**EXTRACTED DATA**

==========

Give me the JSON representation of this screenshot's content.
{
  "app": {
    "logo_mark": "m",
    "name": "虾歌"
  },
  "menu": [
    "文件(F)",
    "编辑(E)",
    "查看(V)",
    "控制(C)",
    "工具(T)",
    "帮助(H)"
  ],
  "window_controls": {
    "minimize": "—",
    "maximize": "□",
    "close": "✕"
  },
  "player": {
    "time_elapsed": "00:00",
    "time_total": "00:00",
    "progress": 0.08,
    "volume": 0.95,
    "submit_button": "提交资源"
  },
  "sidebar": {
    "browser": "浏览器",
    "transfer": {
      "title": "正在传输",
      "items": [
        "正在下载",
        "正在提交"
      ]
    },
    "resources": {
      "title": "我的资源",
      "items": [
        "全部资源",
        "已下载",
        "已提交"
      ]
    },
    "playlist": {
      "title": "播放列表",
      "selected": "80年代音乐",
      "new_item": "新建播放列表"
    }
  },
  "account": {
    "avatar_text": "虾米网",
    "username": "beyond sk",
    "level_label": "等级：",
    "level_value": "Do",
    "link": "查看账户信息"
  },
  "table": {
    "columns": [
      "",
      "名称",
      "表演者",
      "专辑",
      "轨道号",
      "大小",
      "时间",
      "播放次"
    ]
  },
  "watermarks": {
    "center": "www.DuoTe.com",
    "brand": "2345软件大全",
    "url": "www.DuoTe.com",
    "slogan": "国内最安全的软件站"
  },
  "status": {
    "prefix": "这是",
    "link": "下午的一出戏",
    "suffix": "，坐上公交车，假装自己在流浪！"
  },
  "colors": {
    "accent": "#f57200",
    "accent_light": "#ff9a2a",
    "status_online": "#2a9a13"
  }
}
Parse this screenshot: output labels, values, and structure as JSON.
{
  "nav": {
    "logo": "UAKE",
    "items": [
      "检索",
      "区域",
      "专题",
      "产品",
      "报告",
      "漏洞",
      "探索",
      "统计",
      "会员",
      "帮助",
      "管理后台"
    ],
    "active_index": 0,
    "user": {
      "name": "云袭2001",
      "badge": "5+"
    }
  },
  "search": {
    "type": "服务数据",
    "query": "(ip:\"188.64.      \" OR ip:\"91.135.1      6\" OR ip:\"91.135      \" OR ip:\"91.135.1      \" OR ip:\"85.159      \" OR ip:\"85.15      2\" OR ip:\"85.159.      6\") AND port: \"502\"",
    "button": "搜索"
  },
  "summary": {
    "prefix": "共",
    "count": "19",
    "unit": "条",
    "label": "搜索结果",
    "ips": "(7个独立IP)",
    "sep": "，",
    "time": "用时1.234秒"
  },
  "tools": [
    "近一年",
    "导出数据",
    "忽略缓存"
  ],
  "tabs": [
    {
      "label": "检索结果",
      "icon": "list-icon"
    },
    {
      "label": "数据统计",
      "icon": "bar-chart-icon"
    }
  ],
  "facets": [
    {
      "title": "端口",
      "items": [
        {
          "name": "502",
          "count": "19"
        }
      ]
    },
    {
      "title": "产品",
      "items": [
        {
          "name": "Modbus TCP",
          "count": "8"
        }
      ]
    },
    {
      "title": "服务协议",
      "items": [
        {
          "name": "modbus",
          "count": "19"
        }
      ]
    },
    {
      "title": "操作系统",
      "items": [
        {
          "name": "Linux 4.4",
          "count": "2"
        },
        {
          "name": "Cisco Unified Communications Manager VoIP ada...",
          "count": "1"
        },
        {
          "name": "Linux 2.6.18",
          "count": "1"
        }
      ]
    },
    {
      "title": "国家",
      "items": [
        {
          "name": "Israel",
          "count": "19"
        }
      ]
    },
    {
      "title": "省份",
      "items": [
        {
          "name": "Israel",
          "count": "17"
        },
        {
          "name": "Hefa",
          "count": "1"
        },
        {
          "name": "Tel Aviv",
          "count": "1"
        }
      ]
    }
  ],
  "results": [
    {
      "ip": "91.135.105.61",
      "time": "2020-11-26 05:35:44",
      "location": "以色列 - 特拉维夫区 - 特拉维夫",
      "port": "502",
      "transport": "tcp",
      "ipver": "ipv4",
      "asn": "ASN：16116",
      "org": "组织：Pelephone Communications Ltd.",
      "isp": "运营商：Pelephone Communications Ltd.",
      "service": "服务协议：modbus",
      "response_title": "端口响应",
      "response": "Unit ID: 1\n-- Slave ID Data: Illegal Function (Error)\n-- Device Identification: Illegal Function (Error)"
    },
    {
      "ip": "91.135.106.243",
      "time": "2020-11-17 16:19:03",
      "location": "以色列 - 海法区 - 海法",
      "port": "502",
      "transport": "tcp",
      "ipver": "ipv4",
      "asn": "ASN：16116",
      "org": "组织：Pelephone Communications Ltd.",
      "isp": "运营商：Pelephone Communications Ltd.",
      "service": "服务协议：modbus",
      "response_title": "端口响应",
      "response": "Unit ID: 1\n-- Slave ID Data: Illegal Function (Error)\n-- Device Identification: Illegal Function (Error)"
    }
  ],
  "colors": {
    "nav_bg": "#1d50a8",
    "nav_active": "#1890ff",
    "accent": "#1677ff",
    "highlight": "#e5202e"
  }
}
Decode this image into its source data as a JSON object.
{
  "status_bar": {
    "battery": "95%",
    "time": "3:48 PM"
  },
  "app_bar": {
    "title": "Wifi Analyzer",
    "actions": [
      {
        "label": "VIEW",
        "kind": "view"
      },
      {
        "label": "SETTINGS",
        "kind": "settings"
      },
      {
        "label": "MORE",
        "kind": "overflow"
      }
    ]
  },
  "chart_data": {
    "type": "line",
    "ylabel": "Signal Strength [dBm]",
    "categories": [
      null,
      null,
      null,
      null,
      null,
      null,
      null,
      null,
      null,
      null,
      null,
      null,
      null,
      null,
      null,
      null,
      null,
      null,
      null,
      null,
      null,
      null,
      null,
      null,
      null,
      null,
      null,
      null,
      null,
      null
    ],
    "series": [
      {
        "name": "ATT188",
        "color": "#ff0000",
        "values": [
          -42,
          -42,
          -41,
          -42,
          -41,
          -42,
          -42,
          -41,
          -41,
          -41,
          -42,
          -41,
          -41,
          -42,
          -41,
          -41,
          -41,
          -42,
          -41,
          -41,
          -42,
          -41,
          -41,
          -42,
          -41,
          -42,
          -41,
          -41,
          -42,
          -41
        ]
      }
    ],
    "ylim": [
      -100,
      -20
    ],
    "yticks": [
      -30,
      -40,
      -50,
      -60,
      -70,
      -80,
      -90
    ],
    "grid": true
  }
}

==========

**EXERCISE GOAL**
Exactly reproduce all of the entries.

**OUTPUT**
Give me the JSON representation of this screenshot's content.
{
  "app": {
    "logo_mark": "m",
    "name": "虾歌"
  },
  "menu": [
    "文件(F)",
    "编辑(E)",
    "查看(V)",
    "控制(C)",
    "工具(T)",
    "帮助(H)"
  ],
  "window_controls": {
    "minimize": "—",
    "maximize": "□",
    "close": "✕"
  },
  "player": {
    "time_elapsed": "00:00",
    "time_total": "00:00",
    "progress": 0.08,
    "volume": 0.95,
    "submit_button": "提交资源"
  },
  "sidebar": {
    "browser": "浏览器",
    "transfer": {
      "title": "正在传输",
      "items": [
        "正在下载",
        "正在提交"
      ]
    },
    "resources": {
      "title": "我的资源",
      "items": [
        "全部资源",
        "已下载",
        "已提交"
      ]
    },
    "playlist": {
      "title": "播放列表",
      "selected": "80年代音乐",
      "new_item": "新建播放列表"
    }
  },
  "account": {
    "avatar_text": "虾米网",
    "username": "beyond sk",
    "level_label": "等级：",
    "level_value": "Do",
    "link": "查看账户信息"
  },
  "table": {
    "columns": [
      "",
      "名称",
      "表演者",
      "专辑",
      "轨道号",
      "大小",
      "时间",
      "播放次"
    ]
  },
  "watermarks": {
    "center": "www.DuoTe.com",
    "brand": "2345软件大全",
    "url": "www.DuoTe.com",
    "slogan": "国内最安全的软件站"
  },
  "status": {
    "prefix": "这是",
    "link": "下午的一出戏",
    "suffix": "，坐上公交车，假装自己在流浪！"
  },
  "colors": {
    "accent": "#f57200",
    "accent_light": "#ff9a2a",
    "status_online": "#2a9a13"
  }
}
Parse this screenshot: output labels, values, and structure as JSON.
{
  "nav": {
    "logo": "UAKE",
    "items": [
      "检索",
      "区域",
      "专题",
      "产品",
      "报告",
      "漏洞",
      "探索",
      "统计",
      "会员",
      "帮助",
      "管理后台"
    ],
    "active_index": 0,
    "user": {
      "name": "云袭2001",
      "badge": "5+"
    }
  },
  "search": {
    "type": "服务数据",
    "query": "(ip:\"188.64.      \" OR ip:\"91.135.1      6\" OR ip:\"91.135      \" OR ip:\"91.135.1      \" OR ip:\"85.159      \" OR ip:\"85.15      2\" OR ip:\"85.159.      6\") AND port: \"502\"",
    "button": "搜索"
  },
  "summary": {
    "prefix": "共",
    "count": "19",
    "unit": "条",
    "label": "搜索结果",
    "ips": "(7个独立IP)",
    "sep": "，",
    "time": "用时1.234秒"
  },
  "tools": [
    "近一年",
    "导出数据",
    "忽略缓存"
  ],
  "tabs": [
    {
      "label": "检索结果",
      "icon": "list-icon"
    },
    {
      "label": "数据统计",
      "icon": "bar-chart-icon"
    }
  ],
  "facets": [
    {
      "title": "端口",
      "items": [
        {
          "name": "502",
          "count": "19"
        }
      ]
    },
    {
      "title": "产品",
      "items": [
        {
          "name": "Modbus TCP",
          "count": "8"
        }
      ]
    },
    {
      "title": "服务协议",
      "items": [
        {
          "name": "modbus",
          "count": "19"
        }
      ]
    },
    {
      "title": "操作系统",
      "items": [
        {
          "name": "Linux 4.4",
          "count": "2"
        },
        {
          "name": "Cisco Unified Communications Manager VoIP ada...",
          "count": "1"
        },
        {
          "name": "Linux 2.6.18",
          "count": "1"
        }
      ]
    },
    {
      "title": "国家",
      "items": [
        {
          "name": "Israel",
          "count": "19"
        }
      ]
    },
    {
      "title": "省份",
      "items": [
        {
          "name": "Israel",
          "count": "17"
        },
        {
          "name": "Hefa",
          "count": "1"
        },
        {
          "name": "Tel Aviv",
          "count": "1"
        }
      ]
    }
  ],
  "results": [
    {
      "ip": "91.135.105.61",
      "time": "2020-11-26 05:35:44",
      "location": "以色列 - 特拉维夫区 - 特拉维夫",
      "port": "502",
      "transport": "tcp",
      "ipver": "ipv4",
      "asn": "ASN：16116",
      "org": "组织：Pelephone Communications Ltd.",
      "isp": "运营商：Pelephone Communications Ltd.",
      "service": "服务协议：modbus",
      "response_title": "端口响应",
      "response": "Unit ID: 1\n-- Slave ID Data: Illegal Function (Error)\n-- Device Identification: Illegal Function (Error)"
    },
    {
      "ip": "91.135.106.243",
      "time": "2020-11-17 16:19:03",
      "location": "以色列 - 海法区 - 海法",
      "port": "502",
      "transport": "tcp",
      "ipver": "ipv4",
      "asn": "ASN：16116",
      "org": "组织：Pelephone Communications Ltd.",
      "isp": "运营商：Pelephone Communications Ltd.",
      "service": "服务协议：modbus",
      "response_title": "端口响应",
      "response": "Unit ID: 1\n-- Slave ID Data: Illegal Function (Error)\n-- Device Identification: Illegal Function (Error)"
    }
  ],
  "colors": {
    "nav_bg": "#1d50a8",
    "nav_active": "#1890ff",
    "accent": "#1677ff",
    "highlight": "#e5202e"
  }
}
Decode this image into its source data as a JSON object.
{
  "status_bar": {
    "battery": "95%",
    "time": "3:48 PM"
  },
  "app_bar": {
    "title": "Wifi Analyzer",
    "actions": [
      {
        "label": "VIEW",
        "kind": "view"
      },
      {
        "label": "SETTINGS",
        "kind": "settings"
      },
      {
        "label": "MORE",
        "kind": "overflow"
      }
    ]
  },
  "chart_data": {
    "type": "line",
    "ylabel": "Signal Strength [dBm]",
    "categories": [
      null,
      null,
      null,
      null,
      null,
      null,
      null,
      null,
      null,
      null,
      null,
      null,
      null,
      null,
      null,
      null,
      null,
      null,
      null,
      null,
      null,
      null,
      null,
      null,
      null,
      null,
      null,
      null,
      null,
      null
    ],
    "series": [
      {
        "name": "ATT188",
        "color": "#ff0000",
        "values": [
          -42,
          -42,
          -41,
          -42,
          -41,
          -42,
          -42,
          -41,
          -41,
          -41,
          -42,
          -41,
          -41,
          -42,
          -41,
          -41,
          -41,
          -42,
          -41,
          -41,
          -42,
          -41,
          -41,
          -42,
          -41,
          -42,
          -41,
          -41,
          -42,
          -41
        ]
      }
    ],
    "ylim": [
      -100,
      -20
    ],
    "yticks": [
      -30,
      -40,
      -50,
      -60,
      -70,
      -80,
      -90
    ],
    "grid": true
  }
}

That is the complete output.